* WHAT TO DO
Every line that holds "egészségügyi" should be shown.

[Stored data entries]
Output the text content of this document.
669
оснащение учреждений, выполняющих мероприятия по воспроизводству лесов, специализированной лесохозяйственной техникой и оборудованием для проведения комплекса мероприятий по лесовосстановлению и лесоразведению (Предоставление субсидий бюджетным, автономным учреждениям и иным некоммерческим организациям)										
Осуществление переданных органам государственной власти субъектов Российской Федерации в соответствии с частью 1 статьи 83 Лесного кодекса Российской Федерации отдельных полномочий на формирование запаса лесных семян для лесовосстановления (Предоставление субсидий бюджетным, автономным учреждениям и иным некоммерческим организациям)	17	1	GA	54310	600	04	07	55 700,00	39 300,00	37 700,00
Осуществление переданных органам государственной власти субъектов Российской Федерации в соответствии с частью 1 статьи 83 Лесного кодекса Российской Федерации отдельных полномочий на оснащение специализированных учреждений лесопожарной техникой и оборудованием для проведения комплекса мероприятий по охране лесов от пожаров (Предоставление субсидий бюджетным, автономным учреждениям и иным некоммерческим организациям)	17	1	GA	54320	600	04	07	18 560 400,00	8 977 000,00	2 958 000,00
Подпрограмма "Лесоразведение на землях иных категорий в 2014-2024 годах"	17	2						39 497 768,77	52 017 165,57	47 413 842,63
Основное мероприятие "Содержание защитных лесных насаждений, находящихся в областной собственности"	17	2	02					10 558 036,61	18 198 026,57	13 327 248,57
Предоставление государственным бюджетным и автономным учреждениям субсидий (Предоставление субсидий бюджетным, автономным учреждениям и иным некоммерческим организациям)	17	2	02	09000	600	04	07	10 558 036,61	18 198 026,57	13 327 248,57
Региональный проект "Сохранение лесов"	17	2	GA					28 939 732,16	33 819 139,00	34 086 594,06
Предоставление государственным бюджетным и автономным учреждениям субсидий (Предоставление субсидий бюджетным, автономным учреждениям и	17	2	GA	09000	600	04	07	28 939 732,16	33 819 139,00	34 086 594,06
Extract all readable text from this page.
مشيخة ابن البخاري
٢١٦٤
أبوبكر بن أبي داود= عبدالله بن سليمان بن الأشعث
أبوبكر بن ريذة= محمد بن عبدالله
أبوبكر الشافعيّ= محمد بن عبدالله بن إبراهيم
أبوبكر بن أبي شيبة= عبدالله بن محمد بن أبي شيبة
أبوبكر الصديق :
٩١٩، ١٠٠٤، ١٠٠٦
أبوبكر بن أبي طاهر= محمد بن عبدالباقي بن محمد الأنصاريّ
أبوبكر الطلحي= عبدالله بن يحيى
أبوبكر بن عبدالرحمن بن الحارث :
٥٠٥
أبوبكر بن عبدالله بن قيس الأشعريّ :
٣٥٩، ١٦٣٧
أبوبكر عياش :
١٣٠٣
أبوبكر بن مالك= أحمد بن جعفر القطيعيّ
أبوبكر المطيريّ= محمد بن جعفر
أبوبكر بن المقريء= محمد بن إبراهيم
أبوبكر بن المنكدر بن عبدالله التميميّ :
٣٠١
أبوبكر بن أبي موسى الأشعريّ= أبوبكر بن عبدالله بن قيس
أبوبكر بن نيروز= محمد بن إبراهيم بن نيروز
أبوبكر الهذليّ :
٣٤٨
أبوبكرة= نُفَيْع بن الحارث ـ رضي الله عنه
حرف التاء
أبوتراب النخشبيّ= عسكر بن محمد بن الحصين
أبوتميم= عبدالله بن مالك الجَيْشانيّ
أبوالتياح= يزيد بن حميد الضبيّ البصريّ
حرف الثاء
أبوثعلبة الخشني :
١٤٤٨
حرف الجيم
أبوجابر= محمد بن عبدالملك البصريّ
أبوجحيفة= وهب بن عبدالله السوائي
==
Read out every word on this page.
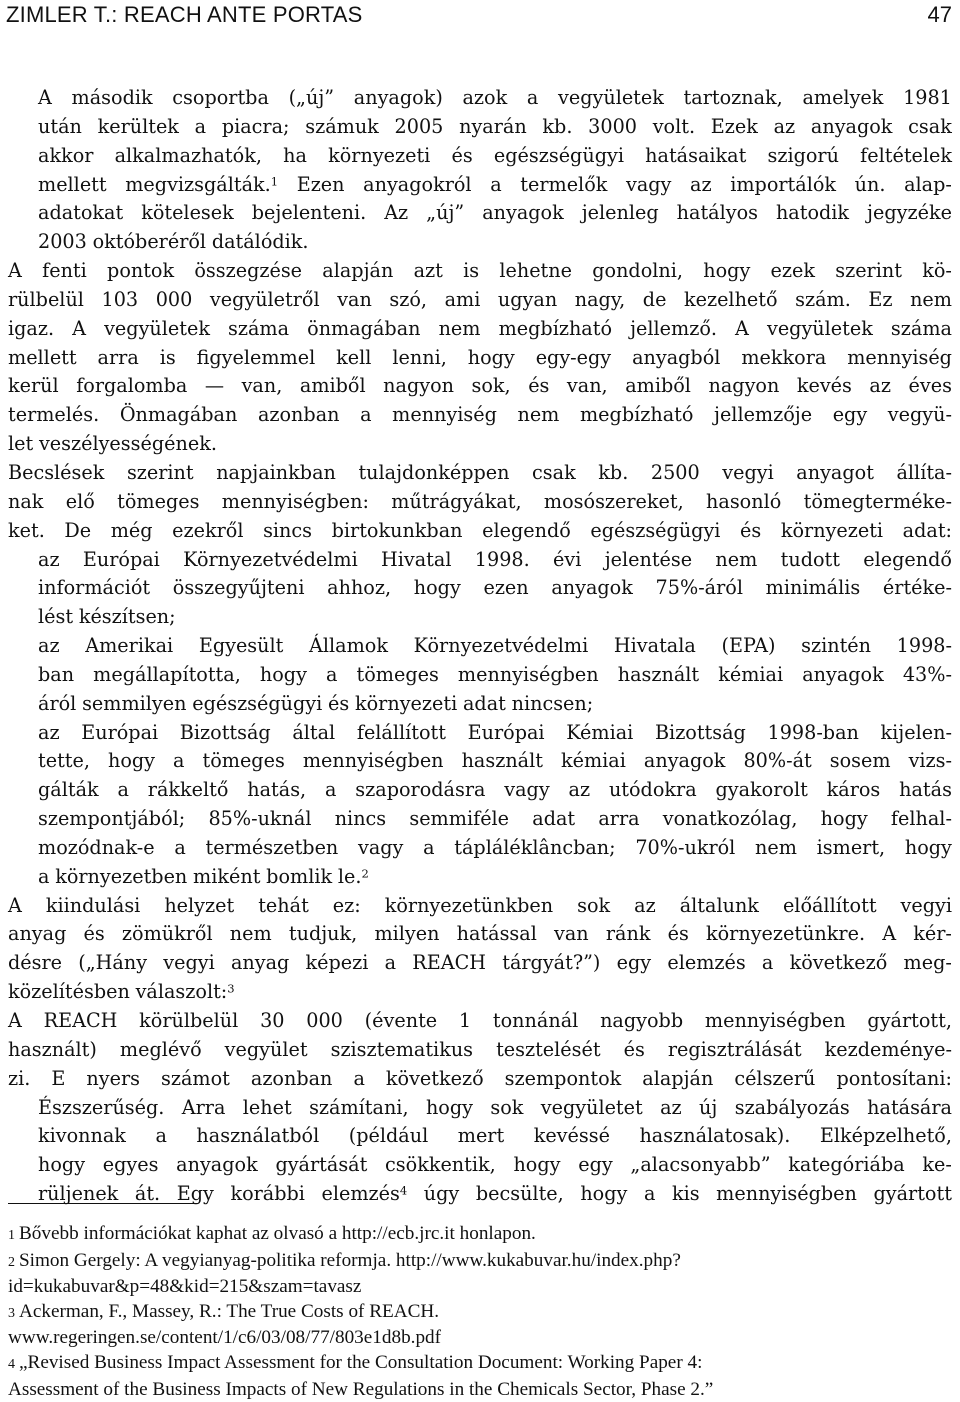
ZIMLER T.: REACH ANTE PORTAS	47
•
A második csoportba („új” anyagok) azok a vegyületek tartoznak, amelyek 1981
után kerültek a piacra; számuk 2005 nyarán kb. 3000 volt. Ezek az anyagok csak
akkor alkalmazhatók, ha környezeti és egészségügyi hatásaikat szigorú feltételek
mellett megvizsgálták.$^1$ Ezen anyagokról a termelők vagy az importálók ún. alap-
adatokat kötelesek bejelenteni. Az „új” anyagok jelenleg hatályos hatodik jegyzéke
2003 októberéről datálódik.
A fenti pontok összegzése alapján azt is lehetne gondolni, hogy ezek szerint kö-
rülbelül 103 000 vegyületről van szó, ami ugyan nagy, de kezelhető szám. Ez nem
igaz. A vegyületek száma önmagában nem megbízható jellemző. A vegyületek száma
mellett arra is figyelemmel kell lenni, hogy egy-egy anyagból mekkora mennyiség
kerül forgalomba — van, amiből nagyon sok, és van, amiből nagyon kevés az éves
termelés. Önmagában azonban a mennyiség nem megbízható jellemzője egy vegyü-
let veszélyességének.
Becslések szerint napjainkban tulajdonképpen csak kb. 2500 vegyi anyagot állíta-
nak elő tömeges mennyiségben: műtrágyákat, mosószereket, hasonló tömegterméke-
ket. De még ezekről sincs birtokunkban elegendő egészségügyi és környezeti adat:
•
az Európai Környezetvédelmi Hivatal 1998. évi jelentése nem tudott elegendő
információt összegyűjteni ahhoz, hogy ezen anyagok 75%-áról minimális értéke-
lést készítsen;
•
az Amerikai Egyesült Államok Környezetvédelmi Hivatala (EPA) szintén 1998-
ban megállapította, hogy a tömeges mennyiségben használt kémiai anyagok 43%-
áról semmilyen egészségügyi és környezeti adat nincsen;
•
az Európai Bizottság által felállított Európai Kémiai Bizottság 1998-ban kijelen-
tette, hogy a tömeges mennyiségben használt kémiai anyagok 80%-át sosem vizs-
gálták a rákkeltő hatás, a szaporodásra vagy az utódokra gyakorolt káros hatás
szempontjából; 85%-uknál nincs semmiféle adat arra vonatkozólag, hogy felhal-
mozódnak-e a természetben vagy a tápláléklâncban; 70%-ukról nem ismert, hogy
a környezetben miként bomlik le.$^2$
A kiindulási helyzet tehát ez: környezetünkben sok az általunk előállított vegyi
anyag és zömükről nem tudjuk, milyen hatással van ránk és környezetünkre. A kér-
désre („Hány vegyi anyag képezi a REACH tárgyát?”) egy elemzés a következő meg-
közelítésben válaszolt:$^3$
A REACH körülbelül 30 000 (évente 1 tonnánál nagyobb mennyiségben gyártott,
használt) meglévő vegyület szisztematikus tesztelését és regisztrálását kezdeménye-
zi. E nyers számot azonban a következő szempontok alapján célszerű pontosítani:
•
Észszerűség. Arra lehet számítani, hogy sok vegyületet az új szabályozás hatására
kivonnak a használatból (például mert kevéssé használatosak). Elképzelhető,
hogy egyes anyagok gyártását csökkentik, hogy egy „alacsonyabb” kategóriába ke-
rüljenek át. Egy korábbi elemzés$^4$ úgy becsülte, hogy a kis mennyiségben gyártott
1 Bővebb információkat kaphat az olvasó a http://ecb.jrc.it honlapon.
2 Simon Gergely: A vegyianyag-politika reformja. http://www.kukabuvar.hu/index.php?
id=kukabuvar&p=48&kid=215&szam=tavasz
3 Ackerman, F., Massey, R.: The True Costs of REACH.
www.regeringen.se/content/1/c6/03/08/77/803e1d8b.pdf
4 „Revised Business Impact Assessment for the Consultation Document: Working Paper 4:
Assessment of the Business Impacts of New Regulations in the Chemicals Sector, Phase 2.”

* THE RESULT
akkor alkalmazhatók, ha környezeti és egészségügyi hatásaikat szigorú feltételek
ket. De még ezekről sincs birtokunkban elegendő egészségügyi és környezeti adat:
áról semmilyen egészségügyi és környezeti adat nincsen;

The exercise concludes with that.